What you are asked to do: Leave out the images and repeat the listing below without a single change.

>> Begin Supplied entries

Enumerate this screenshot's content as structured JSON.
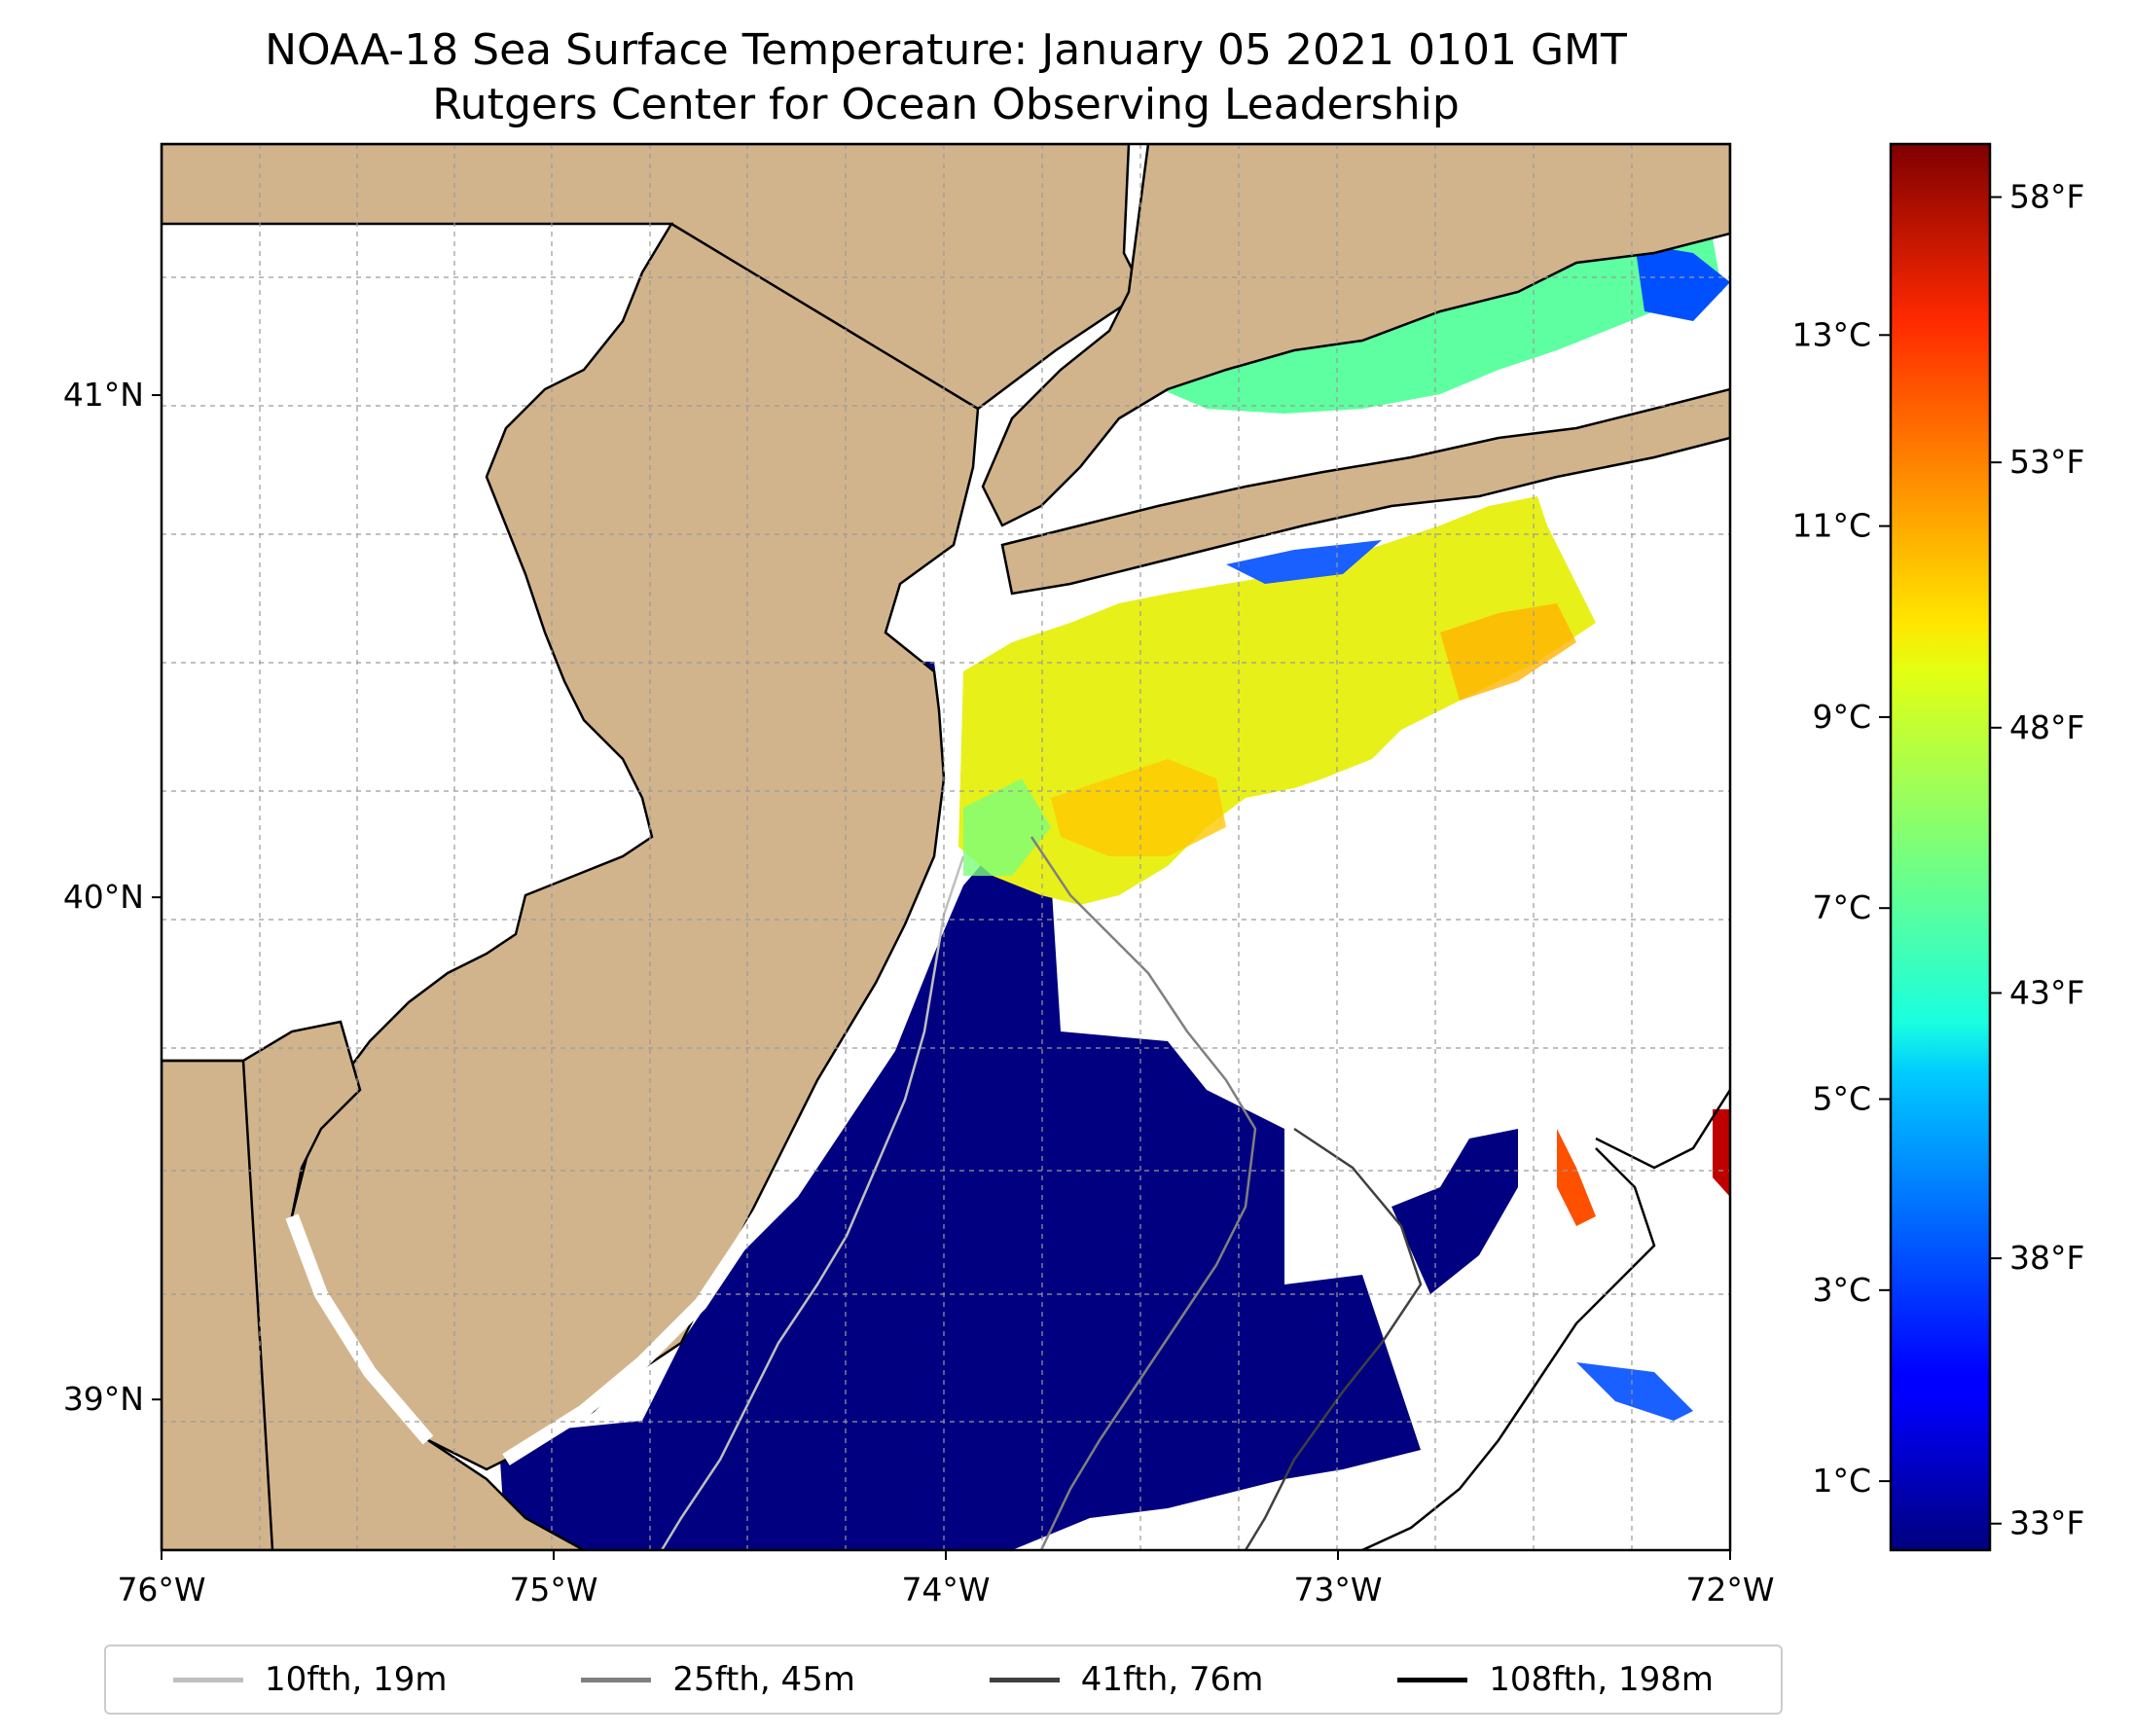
{
  "title": {
    "line1": "NOAA-18 Sea Surface Temperature: January 05 2021 0101 GMT",
    "line2": "Rutgers Center for Ocean Observing Leadership"
  },
  "map": {
    "lon_range": [
      -76,
      -72
    ],
    "lat_range": [
      38.7,
      41.5
    ],
    "land_color": "#d2b48c",
    "x_ticks": [
      {
        "value": -76,
        "label": "76°W"
      },
      {
        "value": -75,
        "label": "75°W"
      },
      {
        "value": -74,
        "label": "74°W"
      },
      {
        "value": -73,
        "label": "73°W"
      },
      {
        "value": -72,
        "label": "72°W"
      }
    ],
    "y_ticks": [
      {
        "value": 39,
        "label": "39°N"
      },
      {
        "value": 40,
        "label": "40°N"
      },
      {
        "value": 41,
        "label": "41°N"
      }
    ],
    "gridlines": true
  },
  "colorbar": {
    "cmap": "jet",
    "celsius_ticks": [
      {
        "value": 1,
        "label": "1°C"
      },
      {
        "value": 3,
        "label": "3°C"
      },
      {
        "value": 5,
        "label": "5°C"
      },
      {
        "value": 7,
        "label": "7°C"
      },
      {
        "value": 9,
        "label": "9°C"
      },
      {
        "value": 11,
        "label": "11°C"
      },
      {
        "value": 13,
        "label": "13°C"
      }
    ],
    "fahrenheit_ticks": [
      {
        "value": 33,
        "label": "33°F"
      },
      {
        "value": 38,
        "label": "38°F"
      },
      {
        "value": 43,
        "label": "43°F"
      },
      {
        "value": 48,
        "label": "48°F"
      },
      {
        "value": 53,
        "label": "53°F"
      },
      {
        "value": 58,
        "label": "58°F"
      }
    ]
  },
  "legend": {
    "placement": "bottom",
    "items": [
      {
        "label": "10fth, 19m",
        "color": "#bfbfbf"
      },
      {
        "label": "25fth, 45m",
        "color": "#808080"
      },
      {
        "label": "41fth, 76m",
        "color": "#404040"
      },
      {
        "label": "108fth, 198m",
        "color": "#000000"
      }
    ]
  }
}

>> End Supplied entries

Answer to the problem:
Enumerate this screenshot's content as structured JSON.
{
  "title": {
    "line1": "NOAA-18 Sea Surface Temperature: January 05 2021 0101 GMT",
    "line2": "Rutgers Center for Ocean Observing Leadership"
  },
  "map": {
    "lon_range": [
      -76,
      -72
    ],
    "lat_range": [
      38.7,
      41.5
    ],
    "land_color": "#d2b48c",
    "x_ticks": [
      {
        "value": -76,
        "label": "76°W"
      },
      {
        "value": -75,
        "label": "75°W"
      },
      {
        "value": -74,
        "label": "74°W"
      },
      {
        "value": -73,
        "label": "73°W"
      },
      {
        "value": -72,
        "label": "72°W"
      }
    ],
    "y_ticks": [
      {
        "value": 39,
        "label": "39°N"
      },
      {
        "value": 40,
        "label": "40°N"
      },
      {
        "value": 41,
        "label": "41°N"
      }
    ],
    "gridlines": true
  },
  "colorbar": {
    "cmap": "jet",
    "celsius_ticks": [
      {
        "value": 1,
        "label": "1°C"
      },
      {
        "value": 3,
        "label": "3°C"
      },
      {
        "value": 5,
        "label": "5°C"
      },
      {
        "value": 7,
        "label": "7°C"
      },
      {
        "value": 9,
        "label": "9°C"
      },
      {
        "value": 11,
        "label": "11°C"
      },
      {
        "value": 13,
        "label": "13°C"
      }
    ],
    "fahrenheit_ticks": [
      {
        "value": 33,
        "label": "33°F"
      },
      {
        "value": 38,
        "label": "38°F"
      },
      {
        "value": 43,
        "label": "43°F"
      },
      {
        "value": 48,
        "label": "48°F"
      },
      {
        "value": 53,
        "label": "53°F"
      },
      {
        "value": 58,
        "label": "58°F"
      }
    ]
  },
  "legend": {
    "placement": "bottom",
    "items": [
      {
        "label": "10fth, 19m",
        "color": "#bfbfbf"
      },
      {
        "label": "25fth, 45m",
        "color": "#808080"
      },
      {
        "label": "41fth, 76m",
        "color": "#404040"
      },
      {
        "label": "108fth, 198m",
        "color": "#000000"
      }
    ]
  }
}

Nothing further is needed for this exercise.